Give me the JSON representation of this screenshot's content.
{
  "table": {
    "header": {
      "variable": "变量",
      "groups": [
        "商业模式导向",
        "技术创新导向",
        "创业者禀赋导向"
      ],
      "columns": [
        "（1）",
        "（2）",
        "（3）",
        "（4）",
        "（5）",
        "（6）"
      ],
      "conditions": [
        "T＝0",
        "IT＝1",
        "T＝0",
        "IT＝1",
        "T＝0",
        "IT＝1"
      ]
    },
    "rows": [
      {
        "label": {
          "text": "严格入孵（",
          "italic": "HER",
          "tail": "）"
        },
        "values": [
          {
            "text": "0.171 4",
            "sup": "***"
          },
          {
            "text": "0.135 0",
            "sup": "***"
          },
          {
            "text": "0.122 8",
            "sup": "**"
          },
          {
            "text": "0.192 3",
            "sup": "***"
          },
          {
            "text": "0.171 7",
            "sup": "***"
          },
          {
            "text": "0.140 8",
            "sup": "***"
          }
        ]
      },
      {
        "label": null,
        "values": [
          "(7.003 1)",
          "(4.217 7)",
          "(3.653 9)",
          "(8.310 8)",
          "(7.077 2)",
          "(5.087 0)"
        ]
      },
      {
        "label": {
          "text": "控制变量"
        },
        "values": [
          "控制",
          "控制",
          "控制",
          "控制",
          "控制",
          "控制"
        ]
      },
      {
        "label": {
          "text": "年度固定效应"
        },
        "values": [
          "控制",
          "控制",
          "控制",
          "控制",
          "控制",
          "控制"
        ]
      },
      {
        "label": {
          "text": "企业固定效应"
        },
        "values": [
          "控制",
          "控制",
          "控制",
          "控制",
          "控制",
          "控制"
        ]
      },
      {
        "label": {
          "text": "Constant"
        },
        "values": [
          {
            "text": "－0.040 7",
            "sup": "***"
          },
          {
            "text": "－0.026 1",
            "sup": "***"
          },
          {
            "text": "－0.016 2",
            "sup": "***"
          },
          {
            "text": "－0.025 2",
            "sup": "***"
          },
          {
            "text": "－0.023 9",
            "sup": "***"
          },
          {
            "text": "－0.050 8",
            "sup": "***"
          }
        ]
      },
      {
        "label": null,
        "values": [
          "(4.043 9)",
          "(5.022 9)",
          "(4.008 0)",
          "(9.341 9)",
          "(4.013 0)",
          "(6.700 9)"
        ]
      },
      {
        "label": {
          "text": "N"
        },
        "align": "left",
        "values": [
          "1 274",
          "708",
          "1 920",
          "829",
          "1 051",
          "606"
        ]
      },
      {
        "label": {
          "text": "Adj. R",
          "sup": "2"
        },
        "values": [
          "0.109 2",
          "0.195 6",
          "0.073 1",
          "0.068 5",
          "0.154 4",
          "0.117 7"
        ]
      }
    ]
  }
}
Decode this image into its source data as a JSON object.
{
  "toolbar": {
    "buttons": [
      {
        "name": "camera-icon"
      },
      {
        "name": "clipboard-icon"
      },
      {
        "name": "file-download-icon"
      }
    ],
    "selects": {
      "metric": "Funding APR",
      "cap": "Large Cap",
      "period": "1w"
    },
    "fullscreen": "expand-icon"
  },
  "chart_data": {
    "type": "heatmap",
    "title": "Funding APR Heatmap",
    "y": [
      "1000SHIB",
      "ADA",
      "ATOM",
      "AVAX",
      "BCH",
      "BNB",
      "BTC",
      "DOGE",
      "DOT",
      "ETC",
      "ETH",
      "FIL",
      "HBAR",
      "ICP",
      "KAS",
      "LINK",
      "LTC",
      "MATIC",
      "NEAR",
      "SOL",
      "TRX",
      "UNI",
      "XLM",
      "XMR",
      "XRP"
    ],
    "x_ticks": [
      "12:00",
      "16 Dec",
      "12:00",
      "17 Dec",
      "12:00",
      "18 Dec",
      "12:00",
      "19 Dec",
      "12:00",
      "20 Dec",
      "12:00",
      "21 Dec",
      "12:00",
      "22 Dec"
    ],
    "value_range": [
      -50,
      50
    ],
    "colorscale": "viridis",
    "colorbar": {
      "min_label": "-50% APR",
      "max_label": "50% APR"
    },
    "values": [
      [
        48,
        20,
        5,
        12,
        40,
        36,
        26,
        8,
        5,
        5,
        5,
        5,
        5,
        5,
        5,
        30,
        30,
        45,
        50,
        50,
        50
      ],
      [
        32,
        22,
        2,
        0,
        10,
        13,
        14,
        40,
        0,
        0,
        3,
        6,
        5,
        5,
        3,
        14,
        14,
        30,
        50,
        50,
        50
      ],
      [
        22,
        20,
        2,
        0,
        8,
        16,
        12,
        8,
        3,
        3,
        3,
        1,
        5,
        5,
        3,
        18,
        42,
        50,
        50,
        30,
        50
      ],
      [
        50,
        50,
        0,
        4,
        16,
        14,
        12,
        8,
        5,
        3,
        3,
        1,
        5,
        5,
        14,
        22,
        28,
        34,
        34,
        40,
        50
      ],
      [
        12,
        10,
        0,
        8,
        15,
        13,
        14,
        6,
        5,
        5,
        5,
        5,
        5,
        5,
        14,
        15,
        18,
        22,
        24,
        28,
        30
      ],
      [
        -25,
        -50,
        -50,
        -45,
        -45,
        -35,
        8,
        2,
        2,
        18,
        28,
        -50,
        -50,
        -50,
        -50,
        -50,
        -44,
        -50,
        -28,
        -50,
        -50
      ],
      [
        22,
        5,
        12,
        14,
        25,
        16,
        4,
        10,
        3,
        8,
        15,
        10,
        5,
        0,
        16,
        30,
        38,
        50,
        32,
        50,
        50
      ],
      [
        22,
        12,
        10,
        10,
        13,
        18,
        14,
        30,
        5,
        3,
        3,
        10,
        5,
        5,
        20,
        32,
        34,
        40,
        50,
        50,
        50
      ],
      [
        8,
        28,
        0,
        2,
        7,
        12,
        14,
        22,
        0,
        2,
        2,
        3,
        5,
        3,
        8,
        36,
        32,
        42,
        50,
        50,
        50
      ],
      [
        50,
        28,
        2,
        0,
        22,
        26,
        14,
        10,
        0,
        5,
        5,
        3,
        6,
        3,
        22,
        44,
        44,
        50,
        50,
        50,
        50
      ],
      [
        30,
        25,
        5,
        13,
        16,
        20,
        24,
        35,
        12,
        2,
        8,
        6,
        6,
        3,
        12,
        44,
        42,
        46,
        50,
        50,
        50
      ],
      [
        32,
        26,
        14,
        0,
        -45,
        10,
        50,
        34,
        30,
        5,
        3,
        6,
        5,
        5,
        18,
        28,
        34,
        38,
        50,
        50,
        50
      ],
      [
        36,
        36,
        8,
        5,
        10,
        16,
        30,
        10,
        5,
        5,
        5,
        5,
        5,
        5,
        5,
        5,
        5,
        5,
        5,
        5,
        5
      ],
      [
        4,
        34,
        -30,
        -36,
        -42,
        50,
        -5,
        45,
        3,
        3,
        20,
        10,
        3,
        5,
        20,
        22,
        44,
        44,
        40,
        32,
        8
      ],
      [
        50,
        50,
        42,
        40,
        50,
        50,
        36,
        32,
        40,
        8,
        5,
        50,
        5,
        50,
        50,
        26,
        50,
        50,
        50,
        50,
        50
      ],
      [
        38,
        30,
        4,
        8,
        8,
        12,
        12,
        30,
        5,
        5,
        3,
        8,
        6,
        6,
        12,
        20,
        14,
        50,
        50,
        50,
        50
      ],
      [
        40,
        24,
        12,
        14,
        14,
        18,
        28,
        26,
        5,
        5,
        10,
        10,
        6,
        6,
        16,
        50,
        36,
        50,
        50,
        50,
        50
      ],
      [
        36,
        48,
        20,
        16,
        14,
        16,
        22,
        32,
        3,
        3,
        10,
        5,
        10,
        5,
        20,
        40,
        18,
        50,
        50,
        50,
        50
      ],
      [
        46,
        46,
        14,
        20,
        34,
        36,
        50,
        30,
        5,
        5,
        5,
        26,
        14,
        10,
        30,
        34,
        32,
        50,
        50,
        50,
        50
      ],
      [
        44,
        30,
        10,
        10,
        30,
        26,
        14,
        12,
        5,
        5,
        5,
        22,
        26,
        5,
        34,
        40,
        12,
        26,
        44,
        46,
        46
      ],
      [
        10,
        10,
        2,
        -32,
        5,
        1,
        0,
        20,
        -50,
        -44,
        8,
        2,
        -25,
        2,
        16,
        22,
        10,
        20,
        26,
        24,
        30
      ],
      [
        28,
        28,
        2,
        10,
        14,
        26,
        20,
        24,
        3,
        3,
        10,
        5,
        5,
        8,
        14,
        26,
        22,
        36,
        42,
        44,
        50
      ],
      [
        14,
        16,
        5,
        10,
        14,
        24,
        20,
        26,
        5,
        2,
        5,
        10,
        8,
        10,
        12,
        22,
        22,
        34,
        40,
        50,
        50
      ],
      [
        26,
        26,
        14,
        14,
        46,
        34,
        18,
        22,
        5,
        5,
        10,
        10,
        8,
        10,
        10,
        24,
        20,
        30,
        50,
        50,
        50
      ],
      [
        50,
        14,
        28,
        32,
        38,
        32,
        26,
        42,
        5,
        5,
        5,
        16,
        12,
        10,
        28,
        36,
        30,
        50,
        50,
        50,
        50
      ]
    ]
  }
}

§ §

• _Stated task_
Pull out every line in the material above where "name" occurs.

• _Solution to the exercise_
        "name": "camera-icon"
        "name": "clipboard-icon"
        "name": "file-download-icon"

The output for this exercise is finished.